▶ **Brief**
Pick out all lines with the word "Silhouette" from the records that follow.

▶ **Information shown**
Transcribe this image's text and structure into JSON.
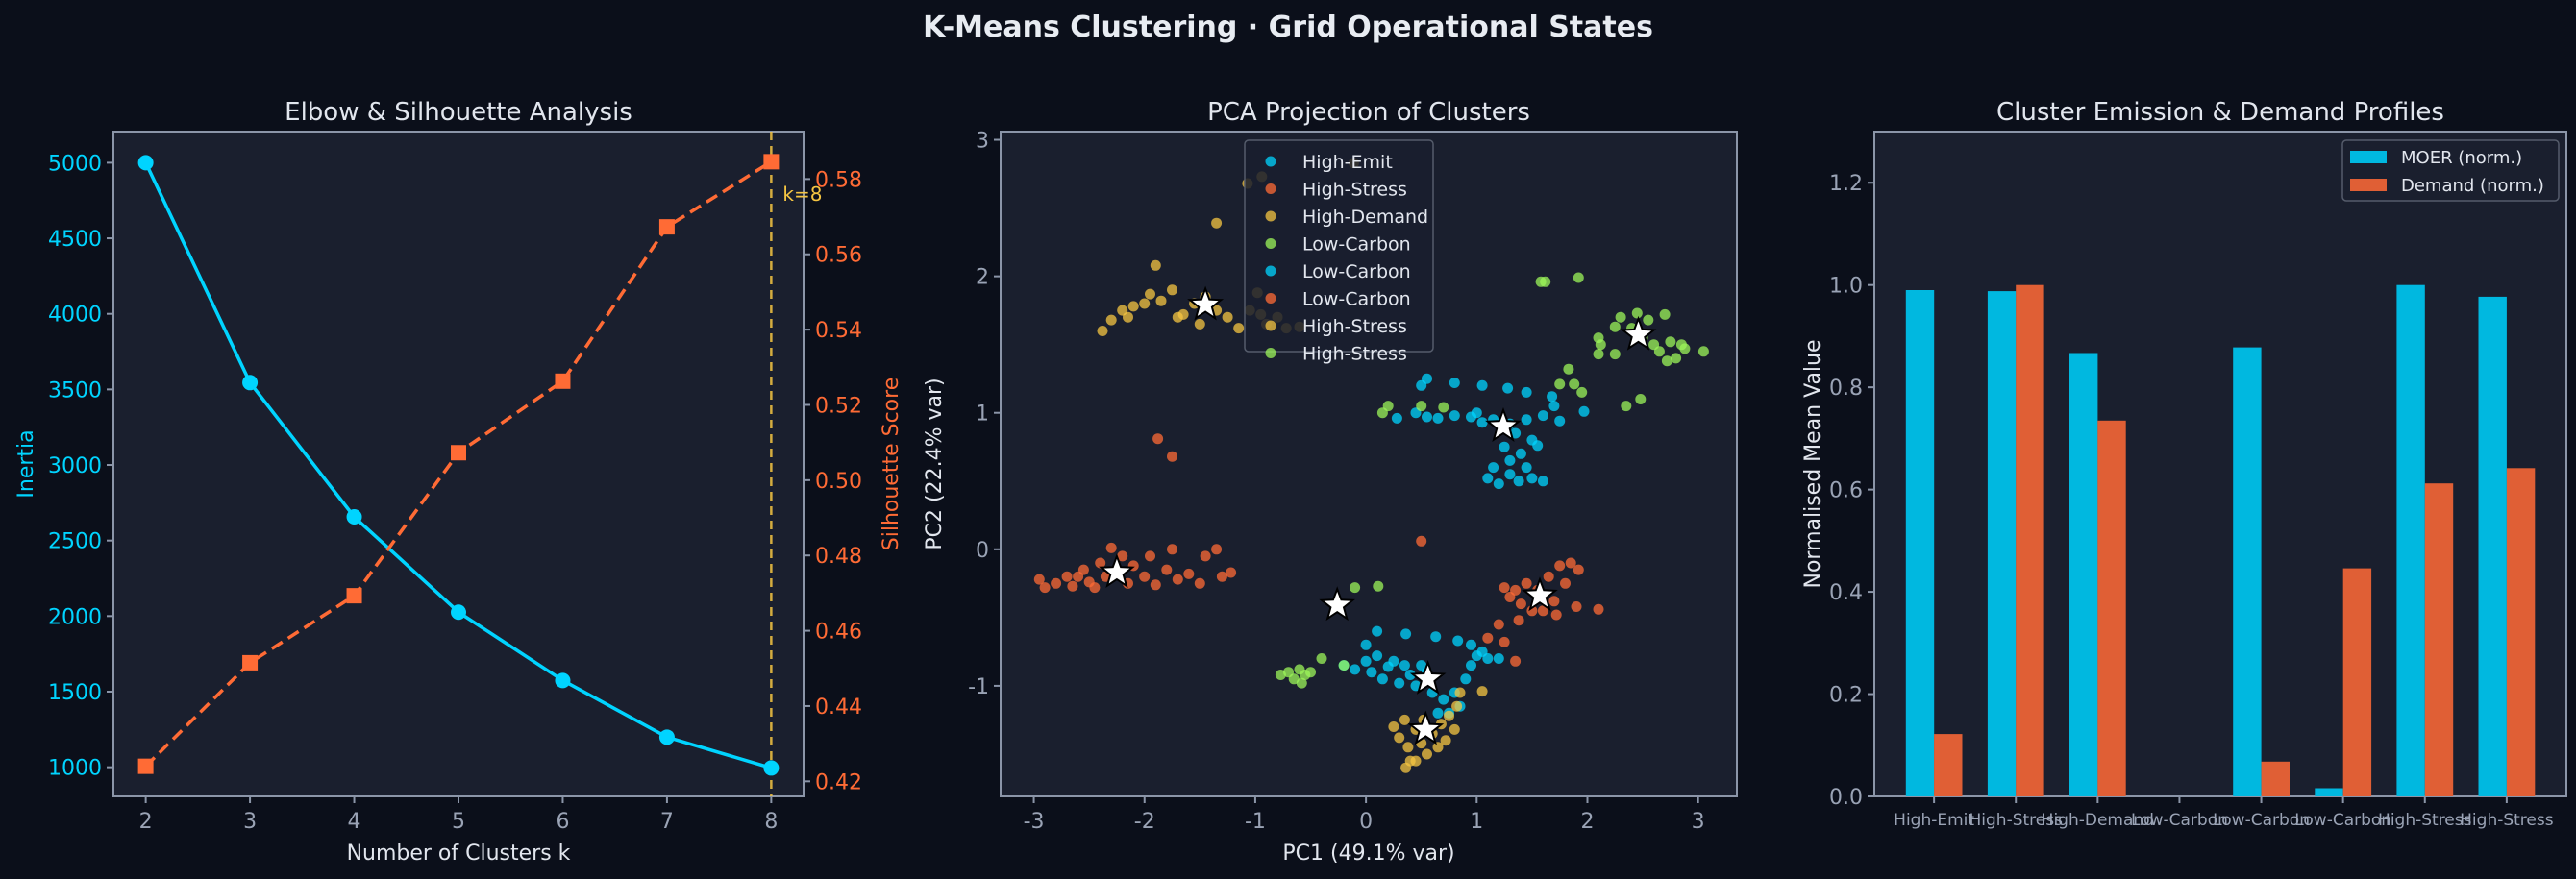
{
  "figure_title": "K-Means Clustering  ·  Grid Operational States",
  "colors": {
    "background": "#0b0f1a",
    "axes_face": "#1a1f2e",
    "spine": "#8b95a8",
    "cyan": "#00d4ff",
    "orange": "#ff6b35",
    "gold": "#f5c542",
    "green": "#9cf55a",
    "bar_cyan": "#00b8e0",
    "bar_orange": "#e05f35"
  },
  "chart_data": [
    {
      "type": "line",
      "title": "Elbow & Silhouette Analysis",
      "xlabel": "Number of Clusters k",
      "ylabel": "Inertia",
      "ylabel_right": "Silhouette Score",
      "x": [
        2,
        3,
        4,
        5,
        6,
        7,
        8
      ],
      "xlim": [
        1.69,
        8.31
      ],
      "ylim": [
        807,
        5206
      ],
      "ylim_right": [
        0.416,
        0.5926
      ],
      "xticks": [
        2,
        3,
        4,
        5,
        6,
        7,
        8
      ],
      "yticks": [
        1000,
        1500,
        2000,
        2500,
        3000,
        3500,
        4000,
        4500,
        5000
      ],
      "yticks_right": [
        "0.42",
        "0.44",
        "0.46",
        "0.48",
        "0.50",
        "0.52",
        "0.54",
        "0.56",
        "0.58"
      ],
      "series": [
        {
          "axis": "left",
          "values": [
            5000,
            3545,
            2657,
            2026,
            1574,
            1199,
            995
          ],
          "style": "solid",
          "marker": "circle",
          "color": "#00d4ff"
        },
        {
          "axis": "right",
          "values": [
            0.424,
            0.4515,
            0.4693,
            0.5073,
            0.5263,
            0.5673,
            0.5846
          ],
          "style": "dashed",
          "marker": "square",
          "color": "#ff6b35"
        }
      ],
      "annotation": {
        "x": 8,
        "label": "k=8",
        "color": "#f5c542"
      },
      "grid": false
    },
    {
      "type": "scatter",
      "title": "PCA Projection of Clusters",
      "xlabel": "PC1 (49.1% var)",
      "ylabel": "PC2 (22.4% var)",
      "xlim": [
        -3.3,
        3.35
      ],
      "ylim": [
        -1.81,
        3.06
      ],
      "xticks": [
        -3,
        -2,
        -1,
        0,
        1,
        2,
        3
      ],
      "yticks": [
        -1,
        0,
        1,
        2,
        3
      ],
      "legend": "top-center",
      "grid": false,
      "series": [
        {
          "name": "High-Emit",
          "color": "#00d4ff",
          "points": [
            [
              0.5,
              1.2
            ],
            [
              0.55,
              1.25
            ],
            [
              0.8,
              1.22
            ],
            [
              1.05,
              1.2
            ],
            [
              1.28,
              1.18
            ],
            [
              1.45,
              1.15
            ],
            [
              1.68,
              1.12
            ],
            [
              0.45,
              1.0
            ],
            [
              0.55,
              0.97
            ],
            [
              0.65,
              0.96
            ],
            [
              0.8,
              0.98
            ],
            [
              0.95,
              0.97
            ],
            [
              1.05,
              0.93
            ],
            [
              1.15,
              0.95
            ],
            [
              1.3,
              0.92
            ],
            [
              1.45,
              0.95
            ],
            [
              1.6,
              0.98
            ],
            [
              1.75,
              0.94
            ],
            [
              1.7,
              1.05
            ],
            [
              1.35,
              0.85
            ],
            [
              1.5,
              0.8
            ],
            [
              1.4,
              0.7
            ],
            [
              1.3,
              0.65
            ],
            [
              1.45,
              0.6
            ],
            [
              1.3,
              0.55
            ],
            [
              1.5,
              0.52
            ],
            [
              1.1,
              0.52
            ],
            [
              1.2,
              0.48
            ],
            [
              1.6,
              0.5
            ],
            [
              1.25,
              0.75
            ],
            [
              1.55,
              0.76
            ],
            [
              0.28,
              0.96
            ],
            [
              1.97,
              1.01
            ],
            [
              1.15,
              0.6
            ],
            [
              1.0,
              1.0
            ],
            [
              1.38,
              0.5
            ]
          ]
        },
        {
          "name": "High-Stress",
          "color": "#ff6b35",
          "points": [
            [
              -2.95,
              -0.22
            ],
            [
              -2.9,
              -0.28
            ],
            [
              -2.8,
              -0.25
            ],
            [
              -2.7,
              -0.2
            ],
            [
              -2.65,
              -0.27
            ],
            [
              -2.55,
              -0.15
            ],
            [
              -2.5,
              -0.24
            ],
            [
              -2.4,
              -0.1
            ],
            [
              -2.35,
              -0.2
            ],
            [
              -2.3,
              0.01
            ],
            [
              -2.2,
              -0.05
            ],
            [
              -2.15,
              -0.25
            ],
            [
              -2.1,
              -0.12
            ],
            [
              -2.0,
              -0.2
            ],
            [
              -1.95,
              -0.05
            ],
            [
              -1.9,
              -0.26
            ],
            [
              -1.8,
              -0.15
            ],
            [
              -1.75,
              0.0
            ],
            [
              -1.7,
              -0.22
            ],
            [
              -1.6,
              -0.18
            ],
            [
              -1.5,
              -0.25
            ],
            [
              -1.45,
              -0.05
            ],
            [
              -1.35,
              0.0
            ],
            [
              -1.3,
              -0.2
            ],
            [
              -1.22,
              -0.17
            ],
            [
              -2.6,
              -0.2
            ],
            [
              -2.45,
              -0.28
            ],
            [
              -1.88,
              0.81
            ],
            [
              -1.75,
              0.68
            ]
          ]
        },
        {
          "name": "High-Demand",
          "color": "#f5c542",
          "points": [
            [
              -2.38,
              1.6
            ],
            [
              -2.3,
              1.68
            ],
            [
              -2.2,
              1.75
            ],
            [
              -2.1,
              1.78
            ],
            [
              -2.0,
              1.8
            ],
            [
              -1.95,
              1.87
            ],
            [
              -1.85,
              1.82
            ],
            [
              -1.75,
              1.9
            ],
            [
              -1.65,
              1.72
            ],
            [
              -1.55,
              1.8
            ],
            [
              -1.45,
              1.85
            ],
            [
              -1.35,
              1.75
            ],
            [
              -1.25,
              1.7
            ],
            [
              -1.15,
              1.62
            ],
            [
              -1.05,
              1.75
            ],
            [
              -0.98,
              1.88
            ],
            [
              -0.95,
              1.72
            ],
            [
              -0.9,
              1.65
            ],
            [
              -0.8,
              1.7
            ],
            [
              -0.72,
              1.62
            ],
            [
              -0.6,
              1.63
            ],
            [
              -1.5,
              1.65
            ],
            [
              -1.7,
              1.7
            ],
            [
              -2.15,
              1.7
            ],
            [
              -1.9,
              2.08
            ],
            [
              -1.35,
              2.39
            ],
            [
              -1.07,
              2.68
            ],
            [
              -0.94,
              2.73
            ],
            [
              -0.11,
              2.83
            ]
          ]
        },
        {
          "name": "Low-Carbon",
          "color": "#9cf55a",
          "points": [
            [
              2.1,
              1.55
            ],
            [
              2.12,
              1.5
            ],
            [
              2.1,
              1.43
            ],
            [
              2.25,
              1.63
            ],
            [
              2.3,
              1.7
            ],
            [
              2.4,
              1.62
            ],
            [
              2.45,
              1.73
            ],
            [
              2.5,
              1.55
            ],
            [
              2.55,
              1.68
            ],
            [
              2.6,
              1.5
            ],
            [
              2.65,
              1.45
            ],
            [
              2.7,
              1.72
            ],
            [
              2.72,
              1.38
            ],
            [
              2.75,
              1.52
            ],
            [
              2.85,
              1.5
            ],
            [
              2.8,
              1.4
            ],
            [
              2.88,
              1.47
            ],
            [
              3.05,
              1.45
            ],
            [
              2.25,
              1.43
            ],
            [
              1.58,
              1.96
            ],
            [
              1.62,
              1.96
            ],
            [
              1.92,
              1.99
            ],
            [
              1.83,
              1.32
            ],
            [
              1.75,
              1.21
            ],
            [
              1.88,
              1.21
            ],
            [
              1.95,
              1.15
            ],
            [
              2.35,
              1.05
            ],
            [
              2.48,
              1.1
            ]
          ]
        },
        {
          "name": "Low-Carbon",
          "color": "#00d4ff",
          "points": [
            [
              -0.2,
              -0.85
            ],
            [
              -0.1,
              -0.88
            ],
            [
              0.0,
              -0.82
            ],
            [
              0.05,
              -0.9
            ],
            [
              0.1,
              -0.78
            ],
            [
              0.15,
              -0.95
            ],
            [
              0.2,
              -0.86
            ],
            [
              0.25,
              -0.82
            ],
            [
              0.3,
              -0.98
            ],
            [
              0.35,
              -0.85
            ],
            [
              0.4,
              -0.92
            ],
            [
              0.45,
              -1.0
            ],
            [
              0.5,
              -0.85
            ],
            [
              0.55,
              -0.9
            ],
            [
              0.6,
              -1.05
            ],
            [
              0.7,
              -1.1
            ],
            [
              0.75,
              -1.2
            ],
            [
              0.8,
              -1.05
            ],
            [
              0.85,
              -1.15
            ],
            [
              0.9,
              -0.95
            ],
            [
              0.95,
              -0.85
            ],
            [
              1.0,
              -0.78
            ],
            [
              1.05,
              -0.75
            ],
            [
              1.1,
              -0.8
            ],
            [
              0.65,
              -1.2
            ],
            [
              0.0,
              -0.7
            ],
            [
              0.1,
              -0.6
            ],
            [
              0.36,
              -0.62
            ],
            [
              0.63,
              -0.64
            ],
            [
              0.83,
              -0.67
            ],
            [
              0.95,
              -0.7
            ],
            [
              1.2,
              -0.8
            ]
          ]
        },
        {
          "name": "Low-Carbon",
          "color": "#ff6b35",
          "points": [
            [
              1.25,
              -0.28
            ],
            [
              1.3,
              -0.35
            ],
            [
              1.35,
              -0.3
            ],
            [
              1.4,
              -0.4
            ],
            [
              1.45,
              -0.25
            ],
            [
              1.5,
              -0.45
            ],
            [
              1.55,
              -0.3
            ],
            [
              1.6,
              -0.45
            ],
            [
              1.65,
              -0.2
            ],
            [
              1.7,
              -0.38
            ],
            [
              1.72,
              -0.48
            ],
            [
              1.75,
              -0.12
            ],
            [
              1.8,
              -0.25
            ],
            [
              1.85,
              -0.1
            ],
            [
              1.9,
              -0.42
            ],
            [
              1.92,
              -0.15
            ],
            [
              2.1,
              -0.44
            ],
            [
              1.38,
              -0.52
            ],
            [
              1.2,
              -0.55
            ],
            [
              1.1,
              -0.65
            ],
            [
              1.25,
              -0.68
            ],
            [
              1.35,
              -0.82
            ],
            [
              0.5,
              0.06
            ]
          ]
        },
        {
          "name": "High-Stress",
          "color": "#f5c542",
          "points": [
            [
              0.25,
              -1.3
            ],
            [
              0.3,
              -1.38
            ],
            [
              0.35,
              -1.25
            ],
            [
              0.38,
              -1.45
            ],
            [
              0.4,
              -1.55
            ],
            [
              0.45,
              -1.32
            ],
            [
              0.5,
              -1.42
            ],
            [
              0.52,
              -1.25
            ],
            [
              0.55,
              -1.5
            ],
            [
              0.6,
              -1.35
            ],
            [
              0.65,
              -1.45
            ],
            [
              0.68,
              -1.28
            ],
            [
              0.72,
              -1.4
            ],
            [
              0.75,
              -1.22
            ],
            [
              0.8,
              -1.32
            ],
            [
              0.82,
              -1.15
            ],
            [
              0.36,
              -1.6
            ],
            [
              0.45,
              -1.55
            ],
            [
              0.85,
              -1.05
            ],
            [
              1.05,
              -1.04
            ]
          ]
        },
        {
          "name": "High-Stress",
          "color": "#9cf55a",
          "points": [
            [
              -0.77,
              -0.92
            ],
            [
              -0.7,
              -0.9
            ],
            [
              -0.65,
              -0.95
            ],
            [
              -0.6,
              -0.88
            ],
            [
              -0.58,
              -0.98
            ],
            [
              -0.55,
              -0.92
            ],
            [
              -0.5,
              -0.9
            ],
            [
              -0.4,
              -0.8
            ],
            [
              -0.1,
              -0.28
            ],
            [
              0.11,
              -0.27
            ],
            [
              -0.2,
              -0.85
            ],
            [
              0.15,
              1.0
            ],
            [
              0.2,
              1.05
            ],
            [
              0.5,
              1.05
            ],
            [
              0.7,
              1.04
            ]
          ]
        }
      ],
      "centroids": [
        [
          -1.45,
          1.79
        ],
        [
          1.24,
          0.9
        ],
        [
          2.46,
          1.57
        ],
        [
          -2.25,
          -0.17
        ],
        [
          -0.26,
          -0.41
        ],
        [
          1.57,
          -0.34
        ],
        [
          0.56,
          -0.95
        ],
        [
          0.54,
          -1.32
        ]
      ]
    },
    {
      "type": "bar",
      "title": "Cluster Emission & Demand Profiles",
      "xlabel": "",
      "ylabel": "Normalised Mean Value",
      "categories": [
        "High-Emit",
        "High-Stress",
        "High-Demand",
        "Low-Carbon",
        "Low-Carbon",
        "Low-Carbon",
        "High-Stress",
        "High-Stress"
      ],
      "ylim": [
        0,
        1.3
      ],
      "yticks": [
        "0.0",
        "0.2",
        "0.4",
        "0.6",
        "0.8",
        "1.0",
        "1.2"
      ],
      "legend": "top-right",
      "grid": false,
      "series": [
        {
          "name": "MOER (norm.)",
          "color": "#00b8e0",
          "values": [
            0.99,
            0.988,
            0.867,
            0.0,
            0.878,
            0.016,
            1.0,
            0.977
          ]
        },
        {
          "name": "Demand (norm.)",
          "color": "#e05f35",
          "values": [
            0.122,
            1.0,
            0.735,
            0.0,
            0.068,
            0.446,
            0.612,
            0.642
          ]
        }
      ]
    }
  ]
}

▶ **Full answer**
      "title": "Elbow & Silhouette Analysis",
      "ylabel_right": "Silhouette Score",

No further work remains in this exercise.